Data provided:
>>>

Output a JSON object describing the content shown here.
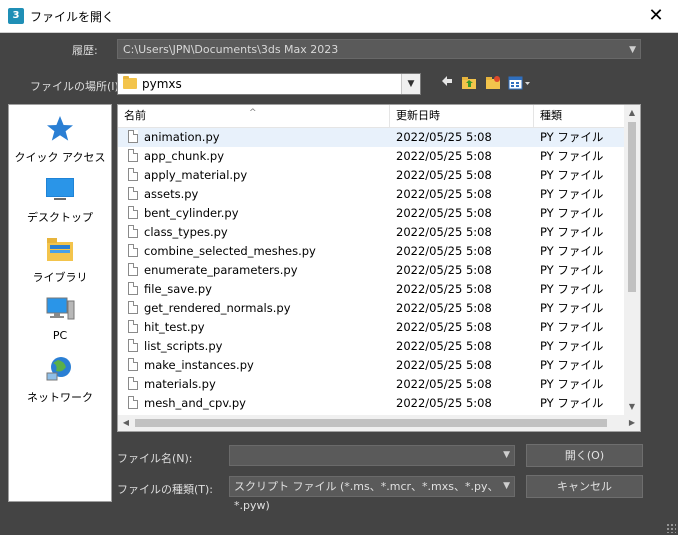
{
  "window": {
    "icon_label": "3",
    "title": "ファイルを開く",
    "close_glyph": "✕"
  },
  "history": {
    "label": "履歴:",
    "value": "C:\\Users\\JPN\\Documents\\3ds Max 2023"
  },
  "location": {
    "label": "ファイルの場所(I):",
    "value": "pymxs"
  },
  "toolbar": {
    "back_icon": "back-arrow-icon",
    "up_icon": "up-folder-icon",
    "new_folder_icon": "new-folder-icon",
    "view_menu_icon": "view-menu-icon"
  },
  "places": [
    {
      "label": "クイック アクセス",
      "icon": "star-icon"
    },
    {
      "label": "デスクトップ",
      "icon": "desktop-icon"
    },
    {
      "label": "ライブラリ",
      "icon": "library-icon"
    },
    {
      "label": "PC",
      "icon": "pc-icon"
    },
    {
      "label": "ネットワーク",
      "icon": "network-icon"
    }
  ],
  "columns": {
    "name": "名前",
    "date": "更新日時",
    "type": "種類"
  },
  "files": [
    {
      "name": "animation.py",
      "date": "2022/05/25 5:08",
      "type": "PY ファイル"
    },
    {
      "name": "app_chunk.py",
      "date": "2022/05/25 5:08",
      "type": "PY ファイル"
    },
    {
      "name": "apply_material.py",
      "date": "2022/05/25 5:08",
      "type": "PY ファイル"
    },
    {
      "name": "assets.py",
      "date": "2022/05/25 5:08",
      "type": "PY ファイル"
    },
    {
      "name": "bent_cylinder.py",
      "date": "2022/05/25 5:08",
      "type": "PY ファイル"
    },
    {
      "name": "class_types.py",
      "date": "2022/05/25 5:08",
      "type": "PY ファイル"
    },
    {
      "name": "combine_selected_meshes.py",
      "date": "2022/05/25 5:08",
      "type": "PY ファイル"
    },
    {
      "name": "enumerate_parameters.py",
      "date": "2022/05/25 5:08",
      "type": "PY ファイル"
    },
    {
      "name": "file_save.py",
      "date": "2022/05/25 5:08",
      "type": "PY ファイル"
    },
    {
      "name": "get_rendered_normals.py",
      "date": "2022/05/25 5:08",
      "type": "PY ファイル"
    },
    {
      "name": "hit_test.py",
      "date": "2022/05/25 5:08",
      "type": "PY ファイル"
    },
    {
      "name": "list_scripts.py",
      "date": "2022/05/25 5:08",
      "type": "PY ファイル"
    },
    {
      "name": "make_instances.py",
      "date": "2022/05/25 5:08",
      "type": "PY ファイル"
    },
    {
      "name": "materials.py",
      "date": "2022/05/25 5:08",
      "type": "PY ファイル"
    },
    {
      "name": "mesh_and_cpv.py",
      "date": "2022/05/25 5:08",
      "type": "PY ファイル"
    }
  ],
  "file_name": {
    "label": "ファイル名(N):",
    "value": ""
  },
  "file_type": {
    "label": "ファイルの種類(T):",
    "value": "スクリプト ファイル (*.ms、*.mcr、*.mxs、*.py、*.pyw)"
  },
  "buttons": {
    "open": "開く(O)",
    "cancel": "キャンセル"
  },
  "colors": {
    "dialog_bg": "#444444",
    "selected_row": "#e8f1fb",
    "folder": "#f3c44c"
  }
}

<<<
>>>

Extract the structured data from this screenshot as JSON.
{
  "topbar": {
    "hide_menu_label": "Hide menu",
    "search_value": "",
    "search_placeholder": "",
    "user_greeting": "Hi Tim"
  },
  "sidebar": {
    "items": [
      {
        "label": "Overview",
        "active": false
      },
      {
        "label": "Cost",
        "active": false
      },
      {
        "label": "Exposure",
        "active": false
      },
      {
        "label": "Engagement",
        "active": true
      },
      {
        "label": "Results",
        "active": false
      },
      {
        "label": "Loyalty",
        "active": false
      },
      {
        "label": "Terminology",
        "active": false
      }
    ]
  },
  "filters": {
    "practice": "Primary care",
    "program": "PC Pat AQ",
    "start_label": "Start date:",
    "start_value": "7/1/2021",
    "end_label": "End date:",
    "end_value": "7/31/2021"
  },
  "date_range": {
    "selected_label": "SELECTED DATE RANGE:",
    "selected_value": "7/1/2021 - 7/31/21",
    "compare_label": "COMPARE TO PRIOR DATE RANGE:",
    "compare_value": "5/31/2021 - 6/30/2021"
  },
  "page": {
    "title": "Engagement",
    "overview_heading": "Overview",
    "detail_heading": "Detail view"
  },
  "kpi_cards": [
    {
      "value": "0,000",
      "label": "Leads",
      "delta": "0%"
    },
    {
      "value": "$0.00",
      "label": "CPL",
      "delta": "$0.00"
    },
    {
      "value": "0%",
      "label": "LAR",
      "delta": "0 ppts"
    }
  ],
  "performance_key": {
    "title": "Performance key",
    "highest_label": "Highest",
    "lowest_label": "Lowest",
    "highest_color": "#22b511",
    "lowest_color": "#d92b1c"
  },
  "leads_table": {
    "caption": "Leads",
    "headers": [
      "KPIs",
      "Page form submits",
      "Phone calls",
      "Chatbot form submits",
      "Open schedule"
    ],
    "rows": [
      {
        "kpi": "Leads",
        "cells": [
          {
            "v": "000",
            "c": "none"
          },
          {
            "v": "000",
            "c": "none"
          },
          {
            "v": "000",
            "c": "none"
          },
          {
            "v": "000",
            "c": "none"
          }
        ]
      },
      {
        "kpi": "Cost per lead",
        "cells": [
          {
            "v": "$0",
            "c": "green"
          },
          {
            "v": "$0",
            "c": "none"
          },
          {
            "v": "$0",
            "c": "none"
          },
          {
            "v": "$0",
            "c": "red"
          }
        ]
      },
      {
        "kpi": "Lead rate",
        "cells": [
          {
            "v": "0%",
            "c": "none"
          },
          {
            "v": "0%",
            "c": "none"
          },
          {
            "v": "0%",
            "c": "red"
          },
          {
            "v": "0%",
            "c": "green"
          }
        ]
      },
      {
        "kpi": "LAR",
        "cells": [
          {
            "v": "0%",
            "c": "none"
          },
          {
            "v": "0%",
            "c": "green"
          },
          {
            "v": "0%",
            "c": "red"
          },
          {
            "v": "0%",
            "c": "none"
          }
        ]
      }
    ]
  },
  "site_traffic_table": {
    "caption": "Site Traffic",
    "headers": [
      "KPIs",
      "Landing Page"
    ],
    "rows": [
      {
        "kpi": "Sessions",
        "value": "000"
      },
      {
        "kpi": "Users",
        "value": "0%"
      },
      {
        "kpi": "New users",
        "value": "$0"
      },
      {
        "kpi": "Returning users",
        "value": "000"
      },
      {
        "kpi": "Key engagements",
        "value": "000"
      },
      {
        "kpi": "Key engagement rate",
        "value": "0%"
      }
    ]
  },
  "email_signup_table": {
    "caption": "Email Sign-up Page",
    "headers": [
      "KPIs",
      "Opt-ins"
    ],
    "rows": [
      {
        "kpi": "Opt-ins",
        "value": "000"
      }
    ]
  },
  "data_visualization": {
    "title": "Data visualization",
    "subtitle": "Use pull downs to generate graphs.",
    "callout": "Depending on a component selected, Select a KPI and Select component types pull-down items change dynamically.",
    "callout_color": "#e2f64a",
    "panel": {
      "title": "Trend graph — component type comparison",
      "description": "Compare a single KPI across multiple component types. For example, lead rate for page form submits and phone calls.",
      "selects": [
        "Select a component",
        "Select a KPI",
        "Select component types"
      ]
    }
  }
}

<<<

The exercise: Copy every line of the listing that contains the word "Overview".

Solved exercise:
        "label": "Overview",
    "overview_heading": "Overview",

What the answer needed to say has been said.